:: EXERCISE TASK ::
Output every entry exactly as written, but omit the pictures.

(Entries from a visual dataset)
▬▬▬▬▬▬▬▬▬▬
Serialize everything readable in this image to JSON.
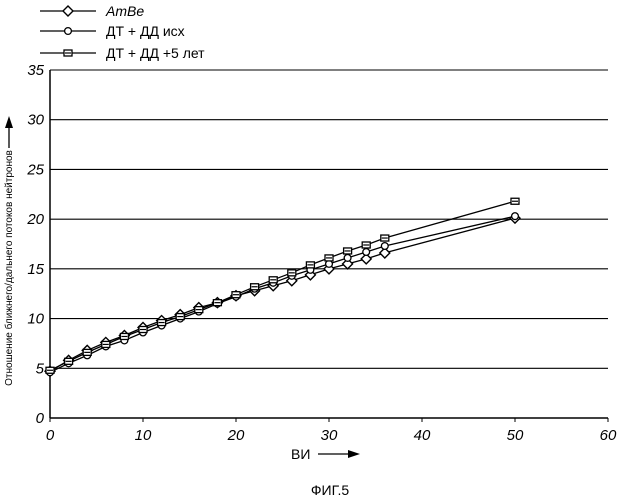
{
  "chart_data": {
    "type": "line",
    "xlabel": "ВИ",
    "ylabel": "Отношение ближнего/дальнего потоков нейтронов",
    "caption": "ФИГ.5",
    "xlim": [
      0,
      60
    ],
    "ylim": [
      0,
      35
    ],
    "x_ticks": [
      "0",
      "10",
      "20",
      "30",
      "40",
      "50",
      "60"
    ],
    "y_ticks": [
      "0",
      "5",
      "10",
      "15",
      "20",
      "25",
      "30",
      "35"
    ],
    "grid": "horizontal",
    "legend_position": "top-left",
    "series": [
      {
        "name": "AmBe",
        "marker": "diamond",
        "points": [
          [
            0,
            4.7
          ],
          [
            2,
            5.8
          ],
          [
            4,
            6.8
          ],
          [
            6,
            7.6
          ],
          [
            8,
            8.3
          ],
          [
            10,
            9.1
          ],
          [
            12,
            9.8
          ],
          [
            14,
            10.4
          ],
          [
            16,
            11.1
          ],
          [
            18,
            11.6
          ],
          [
            20,
            12.3
          ],
          [
            22,
            12.8
          ],
          [
            24,
            13.3
          ],
          [
            26,
            13.8
          ],
          [
            28,
            14.4
          ],
          [
            30,
            15.0
          ],
          [
            32,
            15.5
          ],
          [
            34,
            16.0
          ],
          [
            36,
            16.6
          ],
          [
            50,
            20.1
          ]
        ]
      },
      {
        "name": "ДТ + ДД исх",
        "marker": "circle",
        "points": [
          [
            0,
            4.6
          ],
          [
            2,
            5.5
          ],
          [
            4,
            6.3
          ],
          [
            6,
            7.2
          ],
          [
            8,
            7.8
          ],
          [
            10,
            8.6
          ],
          [
            12,
            9.3
          ],
          [
            14,
            10.0
          ],
          [
            16,
            10.7
          ],
          [
            18,
            11.5
          ],
          [
            20,
            12.2
          ],
          [
            22,
            13.0
          ],
          [
            24,
            13.6
          ],
          [
            26,
            14.3
          ],
          [
            28,
            14.9
          ],
          [
            30,
            15.5
          ],
          [
            32,
            16.1
          ],
          [
            34,
            16.7
          ],
          [
            36,
            17.3
          ],
          [
            50,
            20.3
          ]
        ]
      },
      {
        "name": "ДТ + ДД +5 лет",
        "marker": "square",
        "points": [
          [
            0,
            4.8
          ],
          [
            2,
            5.7
          ],
          [
            4,
            6.6
          ],
          [
            6,
            7.4
          ],
          [
            8,
            8.2
          ],
          [
            10,
            8.9
          ],
          [
            12,
            9.6
          ],
          [
            14,
            10.2
          ],
          [
            16,
            10.9
          ],
          [
            18,
            11.6
          ],
          [
            20,
            12.4
          ],
          [
            22,
            13.2
          ],
          [
            24,
            13.9
          ],
          [
            26,
            14.6
          ],
          [
            28,
            15.4
          ],
          [
            30,
            16.1
          ],
          [
            32,
            16.8
          ],
          [
            34,
            17.4
          ],
          [
            36,
            18.1
          ],
          [
            50,
            21.8
          ]
        ]
      }
    ]
  }
}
▬▬▬▬▬▬▬▬▬▬
:: EXPECTED ANSWER ::
Serialize everything readable in this image to JSON.
{
  "chart_data": {
    "type": "line",
    "xlabel": "ВИ",
    "ylabel": "Отношение ближнего/дальнего потоков нейтронов",
    "caption": "ФИГ.5",
    "xlim": [
      0,
      60
    ],
    "ylim": [
      0,
      35
    ],
    "x_ticks": [
      "0",
      "10",
      "20",
      "30",
      "40",
      "50",
      "60"
    ],
    "y_ticks": [
      "0",
      "5",
      "10",
      "15",
      "20",
      "25",
      "30",
      "35"
    ],
    "grid": "horizontal",
    "legend_position": "top-left",
    "series": [
      {
        "name": "AmBe",
        "marker": "diamond",
        "points": [
          [
            0,
            4.7
          ],
          [
            2,
            5.8
          ],
          [
            4,
            6.8
          ],
          [
            6,
            7.6
          ],
          [
            8,
            8.3
          ],
          [
            10,
            9.1
          ],
          [
            12,
            9.8
          ],
          [
            14,
            10.4
          ],
          [
            16,
            11.1
          ],
          [
            18,
            11.6
          ],
          [
            20,
            12.3
          ],
          [
            22,
            12.8
          ],
          [
            24,
            13.3
          ],
          [
            26,
            13.8
          ],
          [
            28,
            14.4
          ],
          [
            30,
            15.0
          ],
          [
            32,
            15.5
          ],
          [
            34,
            16.0
          ],
          [
            36,
            16.6
          ],
          [
            50,
            20.1
          ]
        ]
      },
      {
        "name": "ДТ + ДД исх",
        "marker": "circle",
        "points": [
          [
            0,
            4.6
          ],
          [
            2,
            5.5
          ],
          [
            4,
            6.3
          ],
          [
            6,
            7.2
          ],
          [
            8,
            7.8
          ],
          [
            10,
            8.6
          ],
          [
            12,
            9.3
          ],
          [
            14,
            10.0
          ],
          [
            16,
            10.7
          ],
          [
            18,
            11.5
          ],
          [
            20,
            12.2
          ],
          [
            22,
            13.0
          ],
          [
            24,
            13.6
          ],
          [
            26,
            14.3
          ],
          [
            28,
            14.9
          ],
          [
            30,
            15.5
          ],
          [
            32,
            16.1
          ],
          [
            34,
            16.7
          ],
          [
            36,
            17.3
          ],
          [
            50,
            20.3
          ]
        ]
      },
      {
        "name": "ДТ + ДД +5 лет",
        "marker": "square",
        "points": [
          [
            0,
            4.8
          ],
          [
            2,
            5.7
          ],
          [
            4,
            6.6
          ],
          [
            6,
            7.4
          ],
          [
            8,
            8.2
          ],
          [
            10,
            8.9
          ],
          [
            12,
            9.6
          ],
          [
            14,
            10.2
          ],
          [
            16,
            10.9
          ],
          [
            18,
            11.6
          ],
          [
            20,
            12.4
          ],
          [
            22,
            13.2
          ],
          [
            24,
            13.9
          ],
          [
            26,
            14.6
          ],
          [
            28,
            15.4
          ],
          [
            30,
            16.1
          ],
          [
            32,
            16.8
          ],
          [
            34,
            17.4
          ],
          [
            36,
            18.1
          ],
          [
            50,
            21.8
          ]
        ]
      }
    ]
  }
}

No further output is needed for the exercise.